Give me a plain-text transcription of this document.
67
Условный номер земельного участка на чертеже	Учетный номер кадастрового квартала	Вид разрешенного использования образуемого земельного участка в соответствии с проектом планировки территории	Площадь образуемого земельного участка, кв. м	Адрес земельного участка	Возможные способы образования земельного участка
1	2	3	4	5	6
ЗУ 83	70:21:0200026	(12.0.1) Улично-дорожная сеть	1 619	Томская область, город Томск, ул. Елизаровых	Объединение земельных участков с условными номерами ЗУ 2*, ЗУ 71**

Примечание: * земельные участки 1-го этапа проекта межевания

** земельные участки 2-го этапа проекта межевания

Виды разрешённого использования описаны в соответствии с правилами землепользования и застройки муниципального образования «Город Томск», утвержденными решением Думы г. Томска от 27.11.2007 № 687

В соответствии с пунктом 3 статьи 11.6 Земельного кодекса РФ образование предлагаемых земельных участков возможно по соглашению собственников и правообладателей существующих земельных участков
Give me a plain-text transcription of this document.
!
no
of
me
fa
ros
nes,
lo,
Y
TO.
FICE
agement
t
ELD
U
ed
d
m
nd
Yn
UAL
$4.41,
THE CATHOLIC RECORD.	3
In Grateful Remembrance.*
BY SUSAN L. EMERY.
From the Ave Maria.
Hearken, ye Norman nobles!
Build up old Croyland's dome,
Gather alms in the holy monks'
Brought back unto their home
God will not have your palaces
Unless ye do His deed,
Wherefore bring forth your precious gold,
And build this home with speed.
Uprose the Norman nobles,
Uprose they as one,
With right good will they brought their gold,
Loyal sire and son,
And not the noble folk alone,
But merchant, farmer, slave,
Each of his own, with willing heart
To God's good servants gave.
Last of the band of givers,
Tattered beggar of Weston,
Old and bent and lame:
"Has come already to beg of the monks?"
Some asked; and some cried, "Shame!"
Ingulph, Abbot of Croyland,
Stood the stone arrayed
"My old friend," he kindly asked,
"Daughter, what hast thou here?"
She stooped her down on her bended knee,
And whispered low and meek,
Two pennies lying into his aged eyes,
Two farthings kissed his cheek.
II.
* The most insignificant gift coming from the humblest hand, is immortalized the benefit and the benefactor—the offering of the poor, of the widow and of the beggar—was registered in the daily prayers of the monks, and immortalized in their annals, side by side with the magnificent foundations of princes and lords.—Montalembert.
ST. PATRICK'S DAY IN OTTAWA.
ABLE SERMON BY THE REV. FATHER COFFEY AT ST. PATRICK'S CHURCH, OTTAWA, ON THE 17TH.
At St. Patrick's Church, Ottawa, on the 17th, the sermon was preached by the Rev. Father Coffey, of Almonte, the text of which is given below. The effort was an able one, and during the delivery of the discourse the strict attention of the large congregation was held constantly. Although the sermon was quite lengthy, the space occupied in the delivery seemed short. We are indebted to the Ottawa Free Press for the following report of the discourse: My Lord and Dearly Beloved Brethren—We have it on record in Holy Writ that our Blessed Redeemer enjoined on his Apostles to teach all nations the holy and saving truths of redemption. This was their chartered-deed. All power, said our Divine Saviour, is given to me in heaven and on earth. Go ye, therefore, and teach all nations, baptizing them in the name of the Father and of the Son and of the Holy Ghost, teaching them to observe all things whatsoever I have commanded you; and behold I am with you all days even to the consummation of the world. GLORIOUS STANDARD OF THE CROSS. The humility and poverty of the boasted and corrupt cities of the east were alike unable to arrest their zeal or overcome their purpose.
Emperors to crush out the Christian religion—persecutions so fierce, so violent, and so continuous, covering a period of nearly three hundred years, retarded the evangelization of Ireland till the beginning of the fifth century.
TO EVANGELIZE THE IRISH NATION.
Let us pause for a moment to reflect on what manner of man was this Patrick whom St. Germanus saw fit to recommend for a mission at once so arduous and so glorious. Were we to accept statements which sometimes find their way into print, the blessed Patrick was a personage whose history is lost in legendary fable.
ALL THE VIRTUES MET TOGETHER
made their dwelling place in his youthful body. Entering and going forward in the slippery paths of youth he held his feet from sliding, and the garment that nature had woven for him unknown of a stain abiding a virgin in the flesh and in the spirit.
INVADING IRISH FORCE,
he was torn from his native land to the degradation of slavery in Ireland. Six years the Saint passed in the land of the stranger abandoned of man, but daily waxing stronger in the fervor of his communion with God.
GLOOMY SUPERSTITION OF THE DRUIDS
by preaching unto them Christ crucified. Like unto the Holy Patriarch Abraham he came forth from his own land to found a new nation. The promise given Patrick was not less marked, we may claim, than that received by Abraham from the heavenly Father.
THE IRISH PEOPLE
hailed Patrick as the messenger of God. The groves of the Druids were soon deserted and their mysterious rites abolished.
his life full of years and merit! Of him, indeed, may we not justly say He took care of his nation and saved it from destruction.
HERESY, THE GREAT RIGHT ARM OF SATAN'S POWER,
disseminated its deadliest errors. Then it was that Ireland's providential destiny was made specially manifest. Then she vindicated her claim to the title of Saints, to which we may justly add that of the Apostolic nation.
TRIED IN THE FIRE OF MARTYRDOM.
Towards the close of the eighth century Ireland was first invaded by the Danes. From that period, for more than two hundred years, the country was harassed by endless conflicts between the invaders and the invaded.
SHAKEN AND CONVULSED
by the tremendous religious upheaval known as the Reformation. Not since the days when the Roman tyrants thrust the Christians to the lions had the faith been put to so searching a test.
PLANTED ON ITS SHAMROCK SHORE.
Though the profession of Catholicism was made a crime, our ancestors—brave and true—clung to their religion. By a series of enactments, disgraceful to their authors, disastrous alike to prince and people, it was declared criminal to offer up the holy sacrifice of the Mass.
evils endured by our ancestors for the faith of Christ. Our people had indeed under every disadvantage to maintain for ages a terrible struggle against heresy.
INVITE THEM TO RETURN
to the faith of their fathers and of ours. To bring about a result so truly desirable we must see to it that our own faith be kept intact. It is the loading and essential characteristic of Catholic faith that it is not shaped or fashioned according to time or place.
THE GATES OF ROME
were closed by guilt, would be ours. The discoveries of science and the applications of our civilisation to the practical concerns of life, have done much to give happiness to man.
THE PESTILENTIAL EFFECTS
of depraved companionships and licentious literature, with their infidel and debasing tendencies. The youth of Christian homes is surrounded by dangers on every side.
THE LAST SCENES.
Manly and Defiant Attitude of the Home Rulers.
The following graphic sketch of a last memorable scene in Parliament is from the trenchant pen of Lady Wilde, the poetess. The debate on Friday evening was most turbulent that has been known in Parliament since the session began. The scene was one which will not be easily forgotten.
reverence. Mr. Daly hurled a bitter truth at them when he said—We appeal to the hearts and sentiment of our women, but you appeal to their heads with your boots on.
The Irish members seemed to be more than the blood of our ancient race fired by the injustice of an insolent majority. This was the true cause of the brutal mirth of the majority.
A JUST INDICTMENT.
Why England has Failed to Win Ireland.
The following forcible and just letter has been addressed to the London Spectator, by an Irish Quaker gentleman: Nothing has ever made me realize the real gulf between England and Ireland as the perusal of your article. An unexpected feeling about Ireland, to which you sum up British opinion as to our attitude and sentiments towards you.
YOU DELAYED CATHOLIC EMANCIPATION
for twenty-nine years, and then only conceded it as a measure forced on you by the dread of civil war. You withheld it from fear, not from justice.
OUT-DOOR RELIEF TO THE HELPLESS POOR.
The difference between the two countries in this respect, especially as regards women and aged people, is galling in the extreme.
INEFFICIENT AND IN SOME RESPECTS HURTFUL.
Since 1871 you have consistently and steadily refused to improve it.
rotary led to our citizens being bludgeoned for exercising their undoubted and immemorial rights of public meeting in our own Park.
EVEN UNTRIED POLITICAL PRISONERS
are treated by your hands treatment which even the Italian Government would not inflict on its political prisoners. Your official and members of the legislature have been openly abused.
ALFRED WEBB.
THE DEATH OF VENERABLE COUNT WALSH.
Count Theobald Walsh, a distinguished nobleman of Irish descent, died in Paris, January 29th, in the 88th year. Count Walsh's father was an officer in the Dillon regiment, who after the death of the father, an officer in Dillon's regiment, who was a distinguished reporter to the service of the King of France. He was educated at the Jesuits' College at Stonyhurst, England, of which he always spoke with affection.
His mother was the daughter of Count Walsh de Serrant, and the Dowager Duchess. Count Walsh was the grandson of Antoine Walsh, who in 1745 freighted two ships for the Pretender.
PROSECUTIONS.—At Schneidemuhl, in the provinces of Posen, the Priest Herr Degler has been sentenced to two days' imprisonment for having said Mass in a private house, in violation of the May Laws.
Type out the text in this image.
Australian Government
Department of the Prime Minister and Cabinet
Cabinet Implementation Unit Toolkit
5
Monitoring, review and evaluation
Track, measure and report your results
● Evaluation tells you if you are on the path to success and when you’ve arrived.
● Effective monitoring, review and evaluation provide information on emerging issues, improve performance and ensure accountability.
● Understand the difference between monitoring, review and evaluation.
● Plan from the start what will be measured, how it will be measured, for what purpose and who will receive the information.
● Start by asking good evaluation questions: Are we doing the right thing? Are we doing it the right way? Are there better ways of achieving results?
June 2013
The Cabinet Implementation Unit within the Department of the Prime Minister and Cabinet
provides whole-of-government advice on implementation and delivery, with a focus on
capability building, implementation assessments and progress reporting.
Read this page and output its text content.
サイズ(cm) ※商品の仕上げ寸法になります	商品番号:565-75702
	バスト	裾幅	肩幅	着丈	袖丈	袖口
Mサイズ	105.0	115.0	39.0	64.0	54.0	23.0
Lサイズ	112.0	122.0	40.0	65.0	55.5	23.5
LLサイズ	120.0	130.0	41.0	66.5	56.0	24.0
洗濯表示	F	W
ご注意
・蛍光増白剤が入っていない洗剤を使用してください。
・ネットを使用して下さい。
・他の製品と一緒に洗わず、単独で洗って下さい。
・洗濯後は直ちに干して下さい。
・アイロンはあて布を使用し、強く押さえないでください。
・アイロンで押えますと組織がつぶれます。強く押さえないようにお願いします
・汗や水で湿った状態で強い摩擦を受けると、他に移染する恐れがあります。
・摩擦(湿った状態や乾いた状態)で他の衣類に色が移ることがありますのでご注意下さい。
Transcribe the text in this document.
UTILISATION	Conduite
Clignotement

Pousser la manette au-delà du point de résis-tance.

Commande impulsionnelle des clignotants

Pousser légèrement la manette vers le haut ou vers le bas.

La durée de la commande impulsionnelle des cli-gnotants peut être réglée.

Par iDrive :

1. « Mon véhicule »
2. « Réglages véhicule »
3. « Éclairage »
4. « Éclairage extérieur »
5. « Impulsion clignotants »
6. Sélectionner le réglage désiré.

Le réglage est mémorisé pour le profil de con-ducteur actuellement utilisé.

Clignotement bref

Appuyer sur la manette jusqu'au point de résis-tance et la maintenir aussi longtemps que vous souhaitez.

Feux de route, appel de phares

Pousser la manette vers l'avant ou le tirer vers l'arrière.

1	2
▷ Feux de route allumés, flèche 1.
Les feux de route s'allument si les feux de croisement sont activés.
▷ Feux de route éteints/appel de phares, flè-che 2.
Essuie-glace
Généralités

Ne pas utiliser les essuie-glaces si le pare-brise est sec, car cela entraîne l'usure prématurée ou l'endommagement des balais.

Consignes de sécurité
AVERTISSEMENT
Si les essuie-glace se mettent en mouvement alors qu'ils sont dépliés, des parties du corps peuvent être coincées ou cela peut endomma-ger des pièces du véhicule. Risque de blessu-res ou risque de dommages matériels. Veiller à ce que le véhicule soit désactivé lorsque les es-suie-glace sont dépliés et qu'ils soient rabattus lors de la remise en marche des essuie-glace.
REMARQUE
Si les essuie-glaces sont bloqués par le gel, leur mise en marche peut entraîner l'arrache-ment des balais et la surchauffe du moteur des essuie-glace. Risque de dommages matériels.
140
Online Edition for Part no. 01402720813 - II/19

=======

• GOAL
Report each line in the preceding entries that holds the string "marche".

• SOLUTION FOR THIS PROBLEM
Si les essuie-glace se mettent en mouvement alors qu'ils sont dépliés, des parties du corps peuvent être coincées ou cela peut endomma-ger des pièces du véhicule. Risque de blessu-res ou risque de dommages matériels. Veiller à ce que le véhicule soit désactivé lorsque les es-suie-glace sont dépliés et qu'ils soient rabattus lors de la remise en marche des essuie-glace.
Si les essuie-glaces sont bloqués par le gel, leur mise en marche peut entraîner l'arrache-ment des balais et la surchauffe du moteur des essuie-glace. Risque de dommages matériels.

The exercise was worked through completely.